Required action:
Answer these questions using the account of Steve Jobs at Apple's developer conference.
(a) In what year does the event take place?
(b) How many years before had Jobs been fired from the company?
(c) According to Jobs, what do you have to start with?

Text provided:
-- Opening Marker --
“Mistakes will be made”
It’s 1997, and Steve Jobs has just returned to the company he was fired from 12 years before.
On stage at Apple’s World Wide Developers Conference, Jobs was holding a rare Q&A with developers when one audience member stood up and lobbed an insult at Jobs.
“Mr. Jobs, you’re a bright and influential man,” he starts out with a flat tone. The audience laughs in the pause.
“Here it comes,” Job responds with a smile.
“It’s sad and clear that on several counts you’ve discussed, you don’t know what you’re talking about. [Audience laughter]. I would like, for example, for you to express in clear terms how, say, Java and any of its incarnations addresses the ideas embodied in OpenDoc. And when you’re finished with that, perhaps you can tell us what you personally have been doing for the last seven years,” he says.
At that point, the audience fell quiet and someone is heard saying “Ouch.” (Jobs had spent the last seven years not at Apple.)
Jobs’ response in the five minutes that follows is a masterclass in how to gracefully turn an insult into an impromptu speech on vision.
First, Jobs politely responds.
“You know, you can please some of the people some of the time, but…,” Jobs paused. “One of the hardest things when you’re trying to effect change is that people like this gentleman are right in some areas.”
He acknowledges that there are things OpenDoc does that he’s not even familiar with, but that doesn’t stop him in planning Apple’s future.
“The hardest thing is: how does that fit in to a cohesive, larger vision, that’s going to allow you to sell 8 billion dollars, 10 billion dollars of product a year? And, one of the things I’ve always found is that you’ve got to start with the customer experience and work backwards for the technology.” You can’t start with the technology and try to figure out where you’re going to try to sell it. And I made this mistake probably more than anybody else in this room. And I got the scar tissue to prove it. And I know that it’s the case,” Jobs said.
-- Closing Marker --
(Data taken from a collection)
-- Opening Marker --
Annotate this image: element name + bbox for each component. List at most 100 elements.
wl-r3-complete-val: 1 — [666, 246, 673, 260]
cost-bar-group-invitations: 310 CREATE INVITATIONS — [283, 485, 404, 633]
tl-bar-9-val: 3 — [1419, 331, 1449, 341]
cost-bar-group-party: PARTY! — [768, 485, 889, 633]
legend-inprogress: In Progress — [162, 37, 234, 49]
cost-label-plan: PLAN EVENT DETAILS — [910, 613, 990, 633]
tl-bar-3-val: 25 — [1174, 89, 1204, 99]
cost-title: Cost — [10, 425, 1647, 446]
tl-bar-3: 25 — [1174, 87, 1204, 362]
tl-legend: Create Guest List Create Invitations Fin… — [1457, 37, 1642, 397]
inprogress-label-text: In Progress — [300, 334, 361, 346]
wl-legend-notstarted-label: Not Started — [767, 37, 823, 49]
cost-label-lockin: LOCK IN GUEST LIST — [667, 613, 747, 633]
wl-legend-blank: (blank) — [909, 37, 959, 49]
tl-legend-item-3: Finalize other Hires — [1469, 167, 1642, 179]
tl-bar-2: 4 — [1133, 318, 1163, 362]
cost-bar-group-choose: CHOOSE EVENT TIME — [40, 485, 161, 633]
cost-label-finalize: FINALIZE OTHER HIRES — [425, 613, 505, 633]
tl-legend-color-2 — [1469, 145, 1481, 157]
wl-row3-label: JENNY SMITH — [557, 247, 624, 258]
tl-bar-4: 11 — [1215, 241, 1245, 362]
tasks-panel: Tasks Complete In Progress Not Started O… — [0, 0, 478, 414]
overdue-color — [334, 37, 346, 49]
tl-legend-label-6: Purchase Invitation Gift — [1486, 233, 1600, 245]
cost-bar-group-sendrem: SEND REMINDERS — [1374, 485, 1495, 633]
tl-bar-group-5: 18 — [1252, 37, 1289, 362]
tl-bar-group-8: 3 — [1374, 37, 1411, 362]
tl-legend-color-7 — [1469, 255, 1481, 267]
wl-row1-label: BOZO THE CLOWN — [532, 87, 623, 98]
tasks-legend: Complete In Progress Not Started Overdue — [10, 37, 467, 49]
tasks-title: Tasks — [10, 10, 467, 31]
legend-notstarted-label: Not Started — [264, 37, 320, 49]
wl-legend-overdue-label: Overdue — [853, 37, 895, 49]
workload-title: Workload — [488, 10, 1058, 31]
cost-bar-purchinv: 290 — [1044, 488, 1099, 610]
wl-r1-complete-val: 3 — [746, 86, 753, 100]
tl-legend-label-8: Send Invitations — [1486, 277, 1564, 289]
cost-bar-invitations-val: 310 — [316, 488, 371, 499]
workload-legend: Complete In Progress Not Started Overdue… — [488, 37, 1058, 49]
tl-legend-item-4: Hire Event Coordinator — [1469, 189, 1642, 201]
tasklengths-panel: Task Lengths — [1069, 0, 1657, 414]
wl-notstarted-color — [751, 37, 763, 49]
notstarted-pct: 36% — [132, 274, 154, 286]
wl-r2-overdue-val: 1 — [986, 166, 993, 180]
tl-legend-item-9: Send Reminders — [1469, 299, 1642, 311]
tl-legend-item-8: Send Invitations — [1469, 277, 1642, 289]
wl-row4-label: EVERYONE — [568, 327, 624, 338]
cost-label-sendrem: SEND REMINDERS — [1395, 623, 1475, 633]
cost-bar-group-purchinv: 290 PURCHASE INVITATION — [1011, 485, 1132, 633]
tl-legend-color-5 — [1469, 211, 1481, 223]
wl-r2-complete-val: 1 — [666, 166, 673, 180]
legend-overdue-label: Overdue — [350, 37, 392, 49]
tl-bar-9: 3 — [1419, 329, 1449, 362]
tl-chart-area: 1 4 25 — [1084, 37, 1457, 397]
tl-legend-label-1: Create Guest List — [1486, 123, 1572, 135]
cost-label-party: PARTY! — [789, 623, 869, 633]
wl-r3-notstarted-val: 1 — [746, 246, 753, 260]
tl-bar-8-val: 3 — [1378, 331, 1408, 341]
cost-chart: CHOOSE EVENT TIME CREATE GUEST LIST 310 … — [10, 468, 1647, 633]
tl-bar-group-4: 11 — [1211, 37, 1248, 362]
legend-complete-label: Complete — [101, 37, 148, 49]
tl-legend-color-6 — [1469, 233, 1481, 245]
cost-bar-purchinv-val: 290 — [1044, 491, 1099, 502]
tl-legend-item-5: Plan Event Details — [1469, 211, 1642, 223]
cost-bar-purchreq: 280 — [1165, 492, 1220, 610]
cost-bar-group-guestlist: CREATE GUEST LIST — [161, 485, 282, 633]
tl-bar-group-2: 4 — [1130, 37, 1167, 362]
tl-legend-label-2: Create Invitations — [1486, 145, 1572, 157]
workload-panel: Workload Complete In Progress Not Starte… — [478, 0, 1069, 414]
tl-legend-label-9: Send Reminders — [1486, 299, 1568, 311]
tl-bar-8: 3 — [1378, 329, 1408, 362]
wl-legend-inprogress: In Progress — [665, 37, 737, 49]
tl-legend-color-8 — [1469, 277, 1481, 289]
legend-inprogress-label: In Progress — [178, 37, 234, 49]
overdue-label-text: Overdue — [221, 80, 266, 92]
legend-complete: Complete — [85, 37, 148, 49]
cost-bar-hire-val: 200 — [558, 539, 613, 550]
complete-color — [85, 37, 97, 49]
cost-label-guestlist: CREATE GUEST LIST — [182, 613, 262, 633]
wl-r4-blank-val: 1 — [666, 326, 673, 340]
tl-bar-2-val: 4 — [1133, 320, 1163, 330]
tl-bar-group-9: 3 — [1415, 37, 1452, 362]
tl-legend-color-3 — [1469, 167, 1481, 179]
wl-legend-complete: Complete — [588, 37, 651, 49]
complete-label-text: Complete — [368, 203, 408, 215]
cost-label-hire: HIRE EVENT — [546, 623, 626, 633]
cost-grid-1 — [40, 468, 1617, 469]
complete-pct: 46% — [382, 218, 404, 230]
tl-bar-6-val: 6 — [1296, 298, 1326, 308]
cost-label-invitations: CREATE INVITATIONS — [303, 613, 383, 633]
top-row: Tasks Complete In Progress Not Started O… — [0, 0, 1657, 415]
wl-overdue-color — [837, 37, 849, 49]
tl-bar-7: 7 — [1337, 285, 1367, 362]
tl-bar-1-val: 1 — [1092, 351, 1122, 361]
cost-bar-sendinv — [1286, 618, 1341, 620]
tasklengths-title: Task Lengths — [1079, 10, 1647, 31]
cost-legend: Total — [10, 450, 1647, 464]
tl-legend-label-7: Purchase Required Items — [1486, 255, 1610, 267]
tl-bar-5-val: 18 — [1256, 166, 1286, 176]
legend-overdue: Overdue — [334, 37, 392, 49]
-- Closing Marker --
Written reply:
(a) 1997
(b) 12 years
(c) The customer experience, then work backwards for the technology